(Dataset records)
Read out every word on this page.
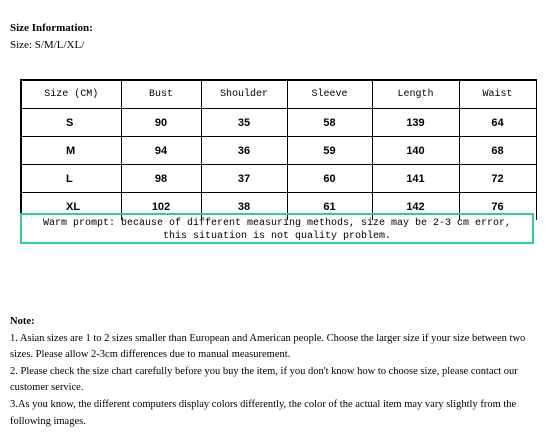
Size Information:
Size: S/M/L/XL/
Size (CM)	Bust	Shoulder	Sleeve	Length	Waist
S	90	35	58	139	64
M	94	36	59	140	68
L	98	37	60	141	72
XL	102	38	61	142	76
Warm prompt: because of different measuring methods, size may be 2-3 cm error,
this situation is not quality problem.

Note:

1. Asian sizes are 1 to 2 sizes smaller than European and American people. Choose the larger size if your size between two sizes. Please allow 2-3cm differences due to manual measurement.

2. Please check the size chart carefully before you buy the item, if you don't know how to choose size, please contact our customer service.

3.As you know, the different computers display colors differently, the color of the actual item may vary slightly from the following images.
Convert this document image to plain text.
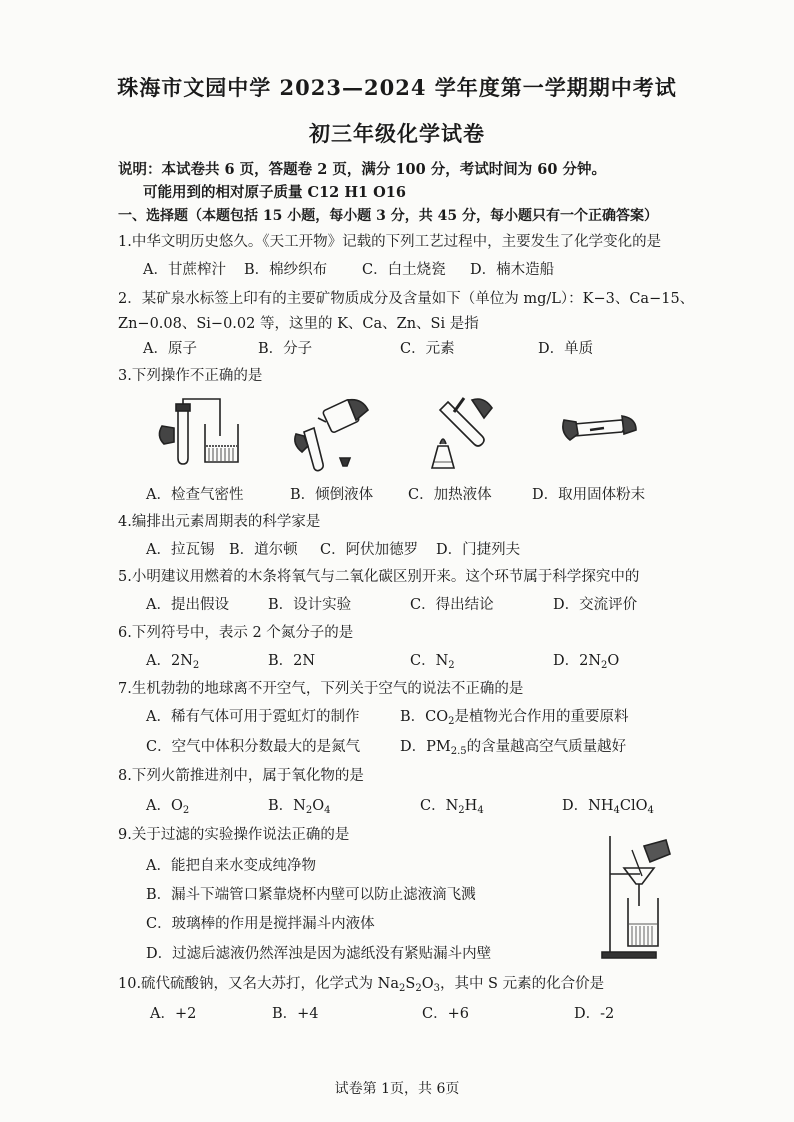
珠海市文园中学 2023—2024 学年度第一学期期中考试
初三年级化学试卷
说明：本试卷共 6 页，答题卷 2 页，满分 100 分，考试时间为 60 分钟。
可能用到的相对原子质量 C12 H1 O16
一、选择题（本题包括 15 小题，每小题 3 分，共 45 分，每小题只有一个正确答案）
1.中华文明历史悠久。《天工开物》记载的下列工艺过程中，主要发生了化学变化的是
A．甘蔗榨汁 B．棉纱织布 C．白土烧瓷 D．楠木造船
2．某矿泉水标签上印有的主要矿物质成分及含量如下（单位为 mg/L）：K−3、Ca−15、
Zn−0.08、Si−0.02 等，这里的 K、Ca、Zn、Si 是指
A．原子	B．分子	C．元素	D．单质
3.下列操作不正确的是
A．检查气密性	B．倾倒液体 C．加热液体	D．取用固体粉末
4.编排出元素周期表的科学家是
A．拉瓦锡 B．道尔顿 C．阿伏加德罗 D．门捷列夫
5.小明建议用燃着的木条将氧气与二氧化碳区别开来。这个环节属于科学探究中的
A．提出假设	B．设计实验	C．得出结论	D．交流评价
6.下列符号中，表示 2 个氮分子的是
A．$2N_2$	B．2N	C．$N_2$	D．$2N_2O$
7.生机勃勃的地球离不开空气，下列关于空气的说法不正确的是
A．稀有气体可用于霓虹灯的制作	B．$CO_2$是植物光合作用的重要原料
C．空气中体积分数最大的是氮气	D．$PM_{2.5}$的含量越高空气质量越好
8.下列火箭推进剂中，属于氧化物的是
A．$O_2$	B．$N_2O_4$	C．$N_2H_4$	D．$NH_4ClO_4$
9.关于过滤的实验操作说法正确的是
A．能把自来水变成纯净物
B．漏斗下端管口紧靠烧杯内壁可以防止滤液滴飞溅
C．玻璃棒的作用是搅拌漏斗内液体
D．过滤后滤液仍然浑浊是因为滤纸没有紧贴漏斗内壁
10.硫代硫酸钠，又名大苏打，化学式为 $Na_2S_2O_3$，其中 S 元素的化合价是
A．+2	B．+4	C．+6	D．-2
试卷第 1页，共 6页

Task prompt.
State only the number of lines in these entries that contain "Please".

Response.
2